[SHORT TASK] Pictures do not belong in the copy, so please give every entry below again exactly.
>> START INPUT MATERIAL
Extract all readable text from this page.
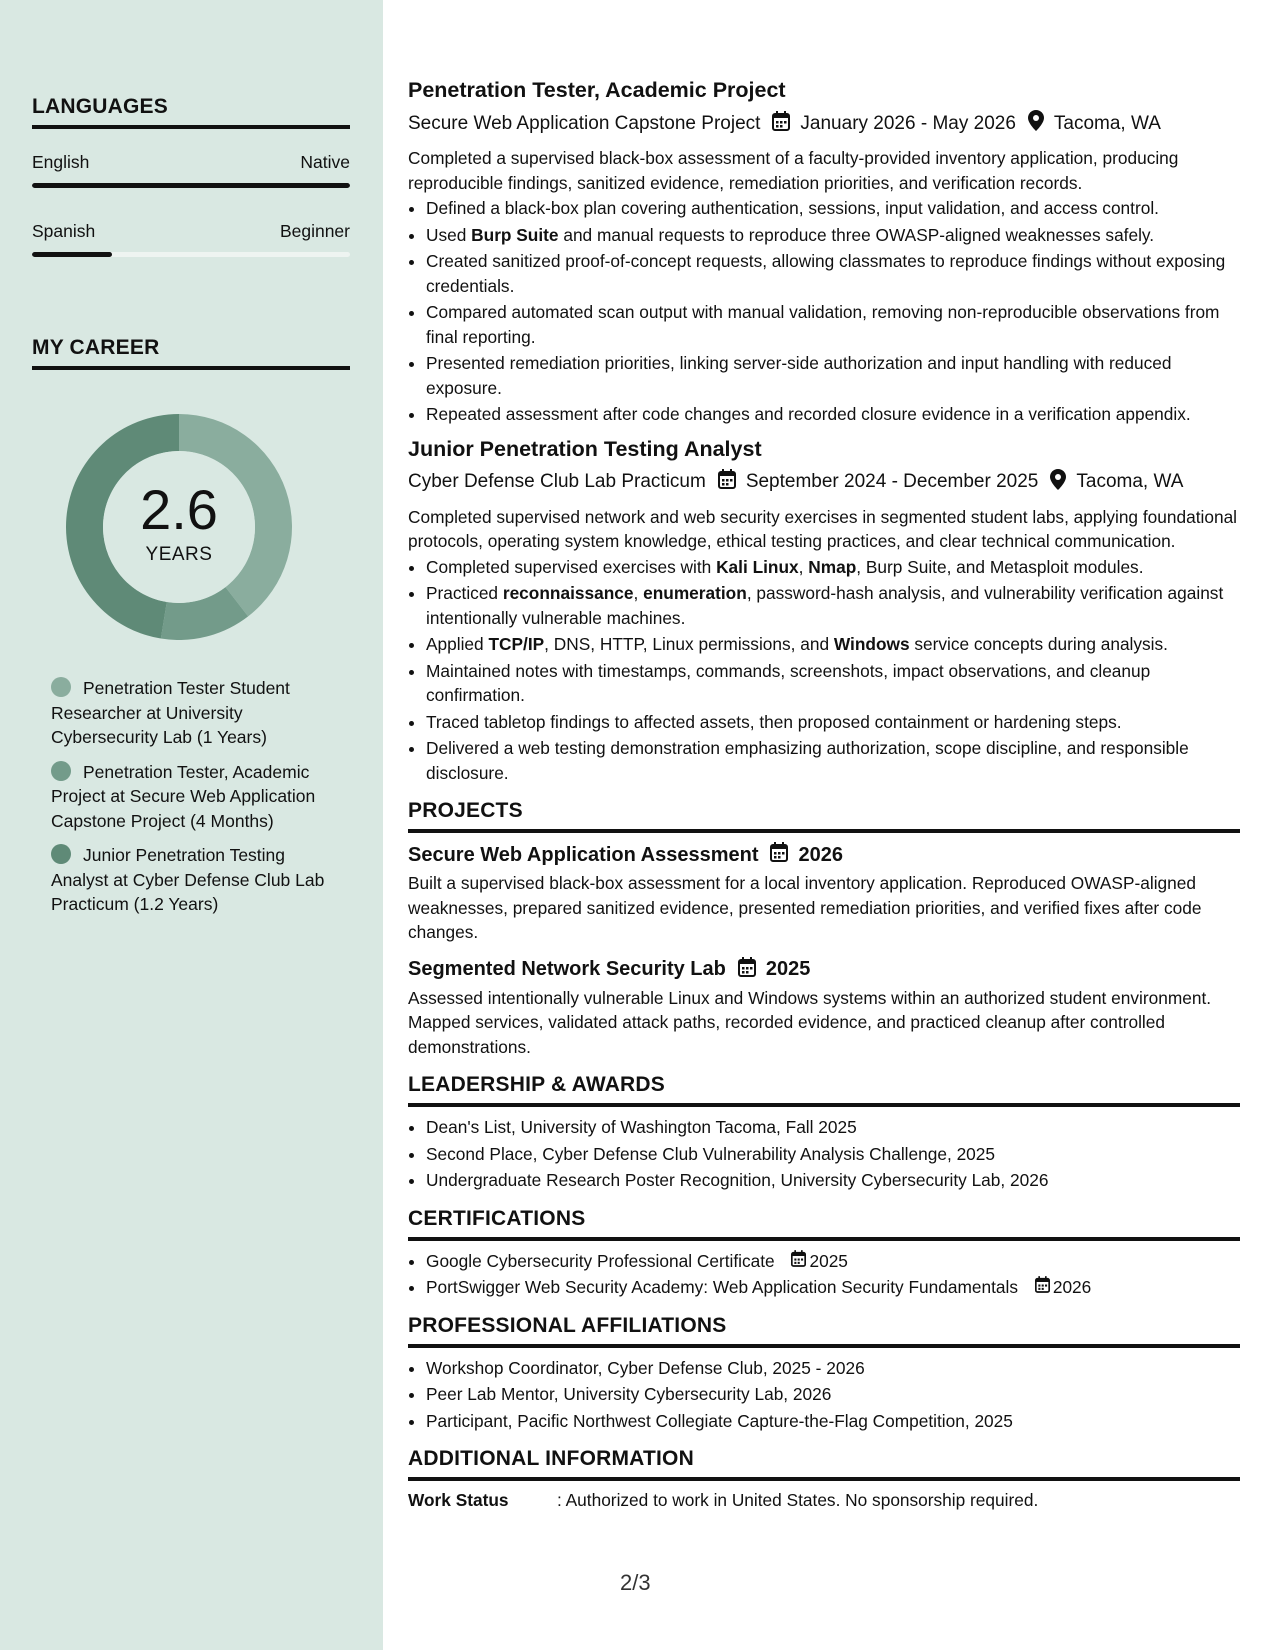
LANGUAGES
English	Native
Spanish	Beginner
MY CAREER
2.6
YEARS
Penetration Tester Student Researcher at University Cybersecurity Lab (1 Years)
Penetration Tester, Academic Project at Secure Web Application Capstone Project (4 Months)
Junior Penetration Testing Analyst at Cyber Defense Club Lab Practicum (1.2 Years)
Penetration Tester, Academic Project
Secure Web Application Capstone Project January 2026 - May 2026 Tacoma, WA
Completed a supervised black-box assessment of a faculty-provided inventory application, producing reproducible findings, sanitized evidence, remediation priorities, and verification records.
• Defined a black-box plan covering authentication, sessions, input validation, and access control.
• Used Burp Suite and manual requests to reproduce three OWASP-aligned weaknesses safely.
• Created sanitized proof-of-concept requests, allowing classmates to reproduce findings without exposing credentials.
• Compared automated scan output with manual validation, removing non-reproducible observations from final reporting.
• Presented remediation priorities, linking server-side authorization and input handling with reduced exposure.
• Repeated assessment after code changes and recorded closure evidence in a verification appendix.
Junior Penetration Testing Analyst
Cyber Defense Club Lab Practicum September 2024 - December 2025 Tacoma, WA
Completed supervised network and web security exercises in segmented student labs, applying foundational protocols, operating system knowledge, ethical testing practices, and clear technical communication.
• Completed supervised exercises with Kali Linux, Nmap, Burp Suite, and Metasploit modules.
• Practiced reconnaissance, enumeration, password-hash analysis, and vulnerability verification against intentionally vulnerable machines.
• Applied TCP/IP, DNS, HTTP, Linux permissions, and Windows service concepts during analysis.
• Maintained notes with timestamps, commands, screenshots, impact observations, and cleanup confirmation.
• Traced tabletop findings to affected assets, then proposed containment or hardening steps.
• Delivered a web testing demonstration emphasizing authorization, scope discipline, and responsible disclosure.
PROJECTS
Secure Web Application Assessment 2026
Built a supervised black-box assessment for a local inventory application. Reproduced OWASP-aligned weaknesses, prepared sanitized evidence, presented remediation priorities, and verified fixes after code changes.
Segmented Network Security Lab 2025
Assessed intentionally vulnerable Linux and Windows systems within an authorized student environment. Mapped services, validated attack paths, recorded evidence, and practiced cleanup after controlled demonstrations.
LEADERSHIP & AWARDS
• Dean's List, University of Washington Tacoma, Fall 2025
• Second Place, Cyber Defense Club Vulnerability Analysis Challenge, 2025
• Undergraduate Research Poster Recognition, University Cybersecurity Lab, 2026
CERTIFICATIONS
• Google Cybersecurity Professional Certificate 2025
• PortSwigger Web Security Academy: Web Application Security Fundamentals 2026
PROFESSIONAL AFFILIATIONS
• Workshop Coordinator, Cyber Defense Club, 2025 - 2026
• Peer Lab Mentor, University Cybersecurity Lab, 2026
• Participant, Pacific Northwest Collegiate Capture-the-Flag Competition, 2025
ADDITIONAL INFORMATION
Work Status	: Authorized to work in United States. No sponsorship required.
2/3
>> END INPUT MATERIAL
[WRITTEN ANSWER]
Extract all readable text from this page.
LANGUAGES
English	Native
Spanish	Beginner
MY CAREER
2.6
YEARS
Penetration Tester Student Researcher at University Cybersecurity Lab (1 Years)
Penetration Tester, Academic Project at Secure Web Application Capstone Project (4 Months)
Junior Penetration Testing Analyst at Cyber Defense Club Lab Practicum (1.2 Years)
Penetration Tester, Academic Project
Secure Web Application Capstone Project January 2026 - May 2026 Tacoma, WA
Completed a supervised black-box assessment of a faculty-provided inventory application, producing reproducible findings, sanitized evidence, remediation priorities, and verification records.
• Defined a black-box plan covering authentication, sessions, input validation, and access control.
• Used Burp Suite and manual requests to reproduce three OWASP-aligned weaknesses safely.
• Created sanitized proof-of-concept requests, allowing classmates to reproduce findings without exposing credentials.
• Compared automated scan output with manual validation, removing non-reproducible observations from final reporting.
• Presented remediation priorities, linking server-side authorization and input handling with reduced exposure.
• Repeated assessment after code changes and recorded closure evidence in a verification appendix.
Junior Penetration Testing Analyst
Cyber Defense Club Lab Practicum September 2024 - December 2025 Tacoma, WA
Completed supervised network and web security exercises in segmented student labs, applying foundational protocols, operating system knowledge, ethical testing practices, and clear technical communication.
• Completed supervised exercises with Kali Linux, Nmap, Burp Suite, and Metasploit modules.
• Practiced reconnaissance, enumeration, password-hash analysis, and vulnerability verification against intentionally vulnerable machines.
• Applied TCP/IP, DNS, HTTP, Linux permissions, and Windows service concepts during analysis.
• Maintained notes with timestamps, commands, screenshots, impact observations, and cleanup confirmation.
• Traced tabletop findings to affected assets, then proposed containment or hardening steps.
• Delivered a web testing demonstration emphasizing authorization, scope discipline, and responsible disclosure.
PROJECTS
Secure Web Application Assessment 2026
Built a supervised black-box assessment for a local inventory application. Reproduced OWASP-aligned weaknesses, prepared sanitized evidence, presented remediation priorities, and verified fixes after code changes.
Segmented Network Security Lab 2025
Assessed intentionally vulnerable Linux and Windows systems within an authorized student environment. Mapped services, validated attack paths, recorded evidence, and practiced cleanup after controlled demonstrations.
LEADERSHIP & AWARDS
• Dean's List, University of Washington Tacoma, Fall 2025
• Second Place, Cyber Defense Club Vulnerability Analysis Challenge, 2025
• Undergraduate Research Poster Recognition, University Cybersecurity Lab, 2026
CERTIFICATIONS
• Google Cybersecurity Professional Certificate 2025
• PortSwigger Web Security Academy: Web Application Security Fundamentals 2026
PROFESSIONAL AFFILIATIONS
• Workshop Coordinator, Cyber Defense Club, 2025 - 2026
• Peer Lab Mentor, University Cybersecurity Lab, 2026
• Participant, Pacific Northwest Collegiate Capture-the-Flag Competition, 2025
ADDITIONAL INFORMATION
Work Status	: Authorized to work in United States. No sponsorship required.
2/3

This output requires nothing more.